··· Stored records ···

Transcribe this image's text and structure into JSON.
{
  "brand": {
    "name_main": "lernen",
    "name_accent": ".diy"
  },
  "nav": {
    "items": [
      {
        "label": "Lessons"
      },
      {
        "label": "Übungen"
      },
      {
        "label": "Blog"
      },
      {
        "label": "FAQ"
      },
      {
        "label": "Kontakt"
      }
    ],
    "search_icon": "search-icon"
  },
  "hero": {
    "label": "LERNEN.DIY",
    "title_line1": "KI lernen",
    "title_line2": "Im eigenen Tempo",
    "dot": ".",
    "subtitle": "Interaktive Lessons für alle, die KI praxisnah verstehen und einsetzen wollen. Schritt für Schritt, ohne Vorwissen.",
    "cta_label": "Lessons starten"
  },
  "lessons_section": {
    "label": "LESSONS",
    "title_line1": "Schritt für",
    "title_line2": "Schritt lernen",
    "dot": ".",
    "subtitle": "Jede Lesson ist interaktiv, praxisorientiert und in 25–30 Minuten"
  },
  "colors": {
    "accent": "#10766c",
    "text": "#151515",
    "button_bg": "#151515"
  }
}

···

- [Exercise task]:
Pick out each line above that includes "Schritt" and show it.

- [Solution]:
    "subtitle": "Interaktive Lessons für alle, die KI praxisnah verstehen und einsetzen wollen. Schritt für Schritt, ohne Vorwissen.",
    "title_line1": "Schritt für",
    "title_line2": "Schritt lernen",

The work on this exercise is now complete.